Listed entries:

━━━━━━━━━━

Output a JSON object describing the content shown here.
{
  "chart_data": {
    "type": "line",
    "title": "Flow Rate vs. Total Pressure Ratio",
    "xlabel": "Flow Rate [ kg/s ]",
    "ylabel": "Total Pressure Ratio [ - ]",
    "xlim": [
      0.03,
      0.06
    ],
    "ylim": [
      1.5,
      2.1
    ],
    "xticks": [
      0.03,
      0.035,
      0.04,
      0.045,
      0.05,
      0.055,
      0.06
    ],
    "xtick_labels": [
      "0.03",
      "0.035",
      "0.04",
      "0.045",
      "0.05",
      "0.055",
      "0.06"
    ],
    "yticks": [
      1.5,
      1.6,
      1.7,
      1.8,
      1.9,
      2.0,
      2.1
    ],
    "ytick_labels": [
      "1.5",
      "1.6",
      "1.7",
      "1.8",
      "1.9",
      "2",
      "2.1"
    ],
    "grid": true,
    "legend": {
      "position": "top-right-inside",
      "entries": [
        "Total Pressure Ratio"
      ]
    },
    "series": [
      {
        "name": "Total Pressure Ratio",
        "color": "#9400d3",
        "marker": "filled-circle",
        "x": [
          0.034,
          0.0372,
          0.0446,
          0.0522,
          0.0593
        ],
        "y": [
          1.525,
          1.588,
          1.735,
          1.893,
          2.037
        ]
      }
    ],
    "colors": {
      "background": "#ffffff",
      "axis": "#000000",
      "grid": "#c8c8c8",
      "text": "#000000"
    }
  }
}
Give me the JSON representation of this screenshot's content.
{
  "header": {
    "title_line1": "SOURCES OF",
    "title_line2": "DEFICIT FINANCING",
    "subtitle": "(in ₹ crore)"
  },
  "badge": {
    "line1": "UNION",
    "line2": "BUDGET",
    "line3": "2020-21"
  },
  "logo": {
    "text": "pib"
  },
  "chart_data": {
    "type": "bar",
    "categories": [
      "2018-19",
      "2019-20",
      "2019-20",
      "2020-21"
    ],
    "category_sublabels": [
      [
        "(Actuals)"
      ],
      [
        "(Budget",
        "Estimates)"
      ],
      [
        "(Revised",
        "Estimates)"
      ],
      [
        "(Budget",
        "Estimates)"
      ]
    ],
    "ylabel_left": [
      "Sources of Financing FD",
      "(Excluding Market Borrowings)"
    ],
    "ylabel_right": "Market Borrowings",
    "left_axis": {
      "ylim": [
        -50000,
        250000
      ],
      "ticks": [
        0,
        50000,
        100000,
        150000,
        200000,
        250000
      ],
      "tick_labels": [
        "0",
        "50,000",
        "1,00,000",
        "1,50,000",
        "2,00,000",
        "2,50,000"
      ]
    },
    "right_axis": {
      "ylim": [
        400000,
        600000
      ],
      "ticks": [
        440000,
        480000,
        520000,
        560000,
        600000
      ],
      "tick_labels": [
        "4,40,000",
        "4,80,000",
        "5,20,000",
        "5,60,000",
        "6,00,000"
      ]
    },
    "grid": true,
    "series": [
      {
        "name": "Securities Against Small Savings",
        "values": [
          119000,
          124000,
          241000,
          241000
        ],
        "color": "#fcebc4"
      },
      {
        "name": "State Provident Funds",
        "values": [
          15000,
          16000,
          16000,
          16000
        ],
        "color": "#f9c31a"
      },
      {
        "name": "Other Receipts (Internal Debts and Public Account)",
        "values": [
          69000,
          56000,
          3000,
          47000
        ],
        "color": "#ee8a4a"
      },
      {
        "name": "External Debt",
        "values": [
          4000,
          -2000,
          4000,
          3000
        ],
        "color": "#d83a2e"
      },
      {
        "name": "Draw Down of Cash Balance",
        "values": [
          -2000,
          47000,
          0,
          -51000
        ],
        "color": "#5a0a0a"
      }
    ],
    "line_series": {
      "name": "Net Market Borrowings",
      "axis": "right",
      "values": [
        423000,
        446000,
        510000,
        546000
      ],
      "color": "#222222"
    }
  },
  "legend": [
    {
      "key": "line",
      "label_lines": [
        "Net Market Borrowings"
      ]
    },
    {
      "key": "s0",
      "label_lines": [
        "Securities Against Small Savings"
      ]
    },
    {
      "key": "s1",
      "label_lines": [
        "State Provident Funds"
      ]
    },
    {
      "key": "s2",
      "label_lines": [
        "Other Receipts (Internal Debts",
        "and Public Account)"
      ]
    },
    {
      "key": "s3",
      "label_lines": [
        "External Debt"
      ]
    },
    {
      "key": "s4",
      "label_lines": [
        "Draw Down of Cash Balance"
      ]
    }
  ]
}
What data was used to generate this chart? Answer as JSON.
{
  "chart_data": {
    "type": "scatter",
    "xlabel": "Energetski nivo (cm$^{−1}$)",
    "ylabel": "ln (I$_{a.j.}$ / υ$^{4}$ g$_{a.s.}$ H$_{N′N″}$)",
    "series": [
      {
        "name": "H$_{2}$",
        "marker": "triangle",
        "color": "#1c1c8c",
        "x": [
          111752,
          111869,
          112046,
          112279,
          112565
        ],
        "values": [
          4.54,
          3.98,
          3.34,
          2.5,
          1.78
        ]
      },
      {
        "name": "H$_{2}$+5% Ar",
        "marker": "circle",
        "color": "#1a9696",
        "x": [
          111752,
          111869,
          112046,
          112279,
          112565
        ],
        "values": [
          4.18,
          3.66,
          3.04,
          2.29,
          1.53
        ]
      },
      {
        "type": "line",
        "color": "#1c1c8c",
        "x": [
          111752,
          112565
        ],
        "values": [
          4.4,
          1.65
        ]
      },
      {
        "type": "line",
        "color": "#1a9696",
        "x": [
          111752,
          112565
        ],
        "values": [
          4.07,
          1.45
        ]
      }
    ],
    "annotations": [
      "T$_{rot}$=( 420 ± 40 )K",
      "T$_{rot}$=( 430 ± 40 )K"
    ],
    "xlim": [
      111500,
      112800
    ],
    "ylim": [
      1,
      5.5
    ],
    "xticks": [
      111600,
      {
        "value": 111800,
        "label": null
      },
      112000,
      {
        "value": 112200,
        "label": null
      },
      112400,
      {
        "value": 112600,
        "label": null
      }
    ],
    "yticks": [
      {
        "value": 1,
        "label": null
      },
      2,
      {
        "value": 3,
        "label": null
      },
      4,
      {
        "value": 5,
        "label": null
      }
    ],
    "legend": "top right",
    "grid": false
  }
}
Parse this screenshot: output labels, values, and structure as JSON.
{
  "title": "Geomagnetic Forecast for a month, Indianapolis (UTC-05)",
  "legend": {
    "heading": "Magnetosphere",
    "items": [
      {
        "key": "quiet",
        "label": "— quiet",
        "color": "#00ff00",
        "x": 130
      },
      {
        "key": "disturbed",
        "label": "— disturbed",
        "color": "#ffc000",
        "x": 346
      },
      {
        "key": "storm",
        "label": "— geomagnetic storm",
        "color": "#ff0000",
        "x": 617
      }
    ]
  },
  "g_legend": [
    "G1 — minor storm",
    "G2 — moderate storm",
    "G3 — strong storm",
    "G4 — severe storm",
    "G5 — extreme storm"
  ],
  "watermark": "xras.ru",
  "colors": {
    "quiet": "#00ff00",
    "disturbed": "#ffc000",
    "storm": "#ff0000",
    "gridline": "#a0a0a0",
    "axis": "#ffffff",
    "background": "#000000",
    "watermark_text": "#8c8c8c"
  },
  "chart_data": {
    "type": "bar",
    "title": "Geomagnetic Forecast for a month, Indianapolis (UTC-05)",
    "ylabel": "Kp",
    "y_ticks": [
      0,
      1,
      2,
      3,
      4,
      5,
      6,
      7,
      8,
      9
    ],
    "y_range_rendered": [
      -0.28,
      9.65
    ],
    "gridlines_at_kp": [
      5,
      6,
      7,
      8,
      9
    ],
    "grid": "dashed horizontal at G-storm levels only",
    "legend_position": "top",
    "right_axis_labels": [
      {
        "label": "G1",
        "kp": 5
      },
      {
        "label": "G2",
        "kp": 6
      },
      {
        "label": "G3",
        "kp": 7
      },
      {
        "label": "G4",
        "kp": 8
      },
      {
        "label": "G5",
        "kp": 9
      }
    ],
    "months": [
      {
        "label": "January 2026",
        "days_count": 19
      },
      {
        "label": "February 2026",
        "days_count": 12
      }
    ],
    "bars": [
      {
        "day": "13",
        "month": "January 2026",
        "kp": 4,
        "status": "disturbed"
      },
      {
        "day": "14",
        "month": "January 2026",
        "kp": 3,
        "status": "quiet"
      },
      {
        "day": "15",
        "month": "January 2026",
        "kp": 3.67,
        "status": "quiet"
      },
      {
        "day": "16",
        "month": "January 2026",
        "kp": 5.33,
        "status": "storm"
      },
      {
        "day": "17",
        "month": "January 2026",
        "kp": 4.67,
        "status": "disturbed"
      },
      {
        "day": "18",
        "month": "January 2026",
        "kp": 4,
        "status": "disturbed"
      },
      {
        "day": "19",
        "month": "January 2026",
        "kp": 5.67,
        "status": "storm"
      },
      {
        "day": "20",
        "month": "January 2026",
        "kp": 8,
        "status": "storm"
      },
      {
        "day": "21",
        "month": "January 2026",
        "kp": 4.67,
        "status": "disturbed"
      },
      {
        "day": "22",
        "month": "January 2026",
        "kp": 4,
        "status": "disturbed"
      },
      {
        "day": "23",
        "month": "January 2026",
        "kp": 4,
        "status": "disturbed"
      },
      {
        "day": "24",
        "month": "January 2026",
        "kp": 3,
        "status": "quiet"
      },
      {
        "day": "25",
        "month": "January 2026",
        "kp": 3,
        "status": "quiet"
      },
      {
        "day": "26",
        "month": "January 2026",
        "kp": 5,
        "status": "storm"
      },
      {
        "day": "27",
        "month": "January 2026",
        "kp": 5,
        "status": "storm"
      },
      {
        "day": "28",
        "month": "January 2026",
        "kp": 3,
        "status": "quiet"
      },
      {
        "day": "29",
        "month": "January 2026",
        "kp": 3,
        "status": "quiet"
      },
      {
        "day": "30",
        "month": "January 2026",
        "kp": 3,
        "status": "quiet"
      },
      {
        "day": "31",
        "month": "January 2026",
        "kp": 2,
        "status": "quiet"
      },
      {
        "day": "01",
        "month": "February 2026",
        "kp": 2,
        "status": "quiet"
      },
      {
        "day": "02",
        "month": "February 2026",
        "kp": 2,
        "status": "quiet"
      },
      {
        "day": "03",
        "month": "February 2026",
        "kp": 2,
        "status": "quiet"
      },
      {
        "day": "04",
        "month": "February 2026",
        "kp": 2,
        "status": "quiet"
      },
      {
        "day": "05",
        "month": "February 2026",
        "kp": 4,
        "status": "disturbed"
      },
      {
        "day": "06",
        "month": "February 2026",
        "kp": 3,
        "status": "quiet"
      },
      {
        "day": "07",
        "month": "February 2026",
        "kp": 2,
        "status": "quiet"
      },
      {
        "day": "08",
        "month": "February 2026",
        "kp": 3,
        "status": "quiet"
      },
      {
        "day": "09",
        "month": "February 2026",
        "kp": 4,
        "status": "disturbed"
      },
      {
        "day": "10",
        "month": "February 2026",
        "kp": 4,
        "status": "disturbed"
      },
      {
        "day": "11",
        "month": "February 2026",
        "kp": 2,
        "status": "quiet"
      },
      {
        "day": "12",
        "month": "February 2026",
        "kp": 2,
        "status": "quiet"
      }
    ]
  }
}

━━━━━━━━━━

Stated goal:
Copy out each line of the material that holds the word "Balance".

Answer below:
        "name": "Draw Down of Cash Balance",
        "Draw Down of Cash Balance"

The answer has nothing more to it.